_Given exercise_: Each entry below is to be extracted exactly.

• • • • • • •

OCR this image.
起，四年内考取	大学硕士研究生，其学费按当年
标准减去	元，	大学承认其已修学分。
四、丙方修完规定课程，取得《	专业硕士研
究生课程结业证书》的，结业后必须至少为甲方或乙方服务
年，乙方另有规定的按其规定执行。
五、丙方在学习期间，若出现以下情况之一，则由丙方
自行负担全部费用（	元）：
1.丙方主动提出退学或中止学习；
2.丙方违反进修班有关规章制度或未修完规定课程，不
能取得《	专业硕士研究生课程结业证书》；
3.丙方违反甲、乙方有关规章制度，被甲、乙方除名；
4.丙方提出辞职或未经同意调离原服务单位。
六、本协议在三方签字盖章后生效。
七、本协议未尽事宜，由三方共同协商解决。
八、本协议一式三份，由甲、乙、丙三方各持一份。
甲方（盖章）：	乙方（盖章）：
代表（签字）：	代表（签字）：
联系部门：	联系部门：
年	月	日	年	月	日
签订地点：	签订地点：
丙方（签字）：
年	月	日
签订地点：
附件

• • • • • • •

_Answer to the task_:
OCR this image.
起，四年内考取	大学硕士研究生，其学费按当年
标准减去	元，	大学承认其已修学分。
四、丙方修完规定课程，取得《	专业硕士研
究生课程结业证书》的，结业后必须至少为甲方或乙方服务
年，乙方另有规定的按其规定执行。
五、丙方在学习期间，若出现以下情况之一，则由丙方
自行负担全部费用（	元）：
1.丙方主动提出退学或中止学习；
2.丙方违反进修班有关规章制度或未修完规定课程，不
能取得《	专业硕士研究生课程结业证书》；
3.丙方违反甲、乙方有关规章制度，被甲、乙方除名；
4.丙方提出辞职或未经同意调离原服务单位。
六、本协议在三方签字盖章后生效。
七、本协议未尽事宜，由三方共同协商解决。
八、本协议一式三份，由甲、乙、丙三方各持一份。
甲方（盖章）：	乙方（盖章）：
代表（签字）：	代表（签字）：
联系部门：	联系部门：
年	月	日	年	月	日
签订地点：	签订地点：
丙方（签字）：
年	月	日
签订地点：
附件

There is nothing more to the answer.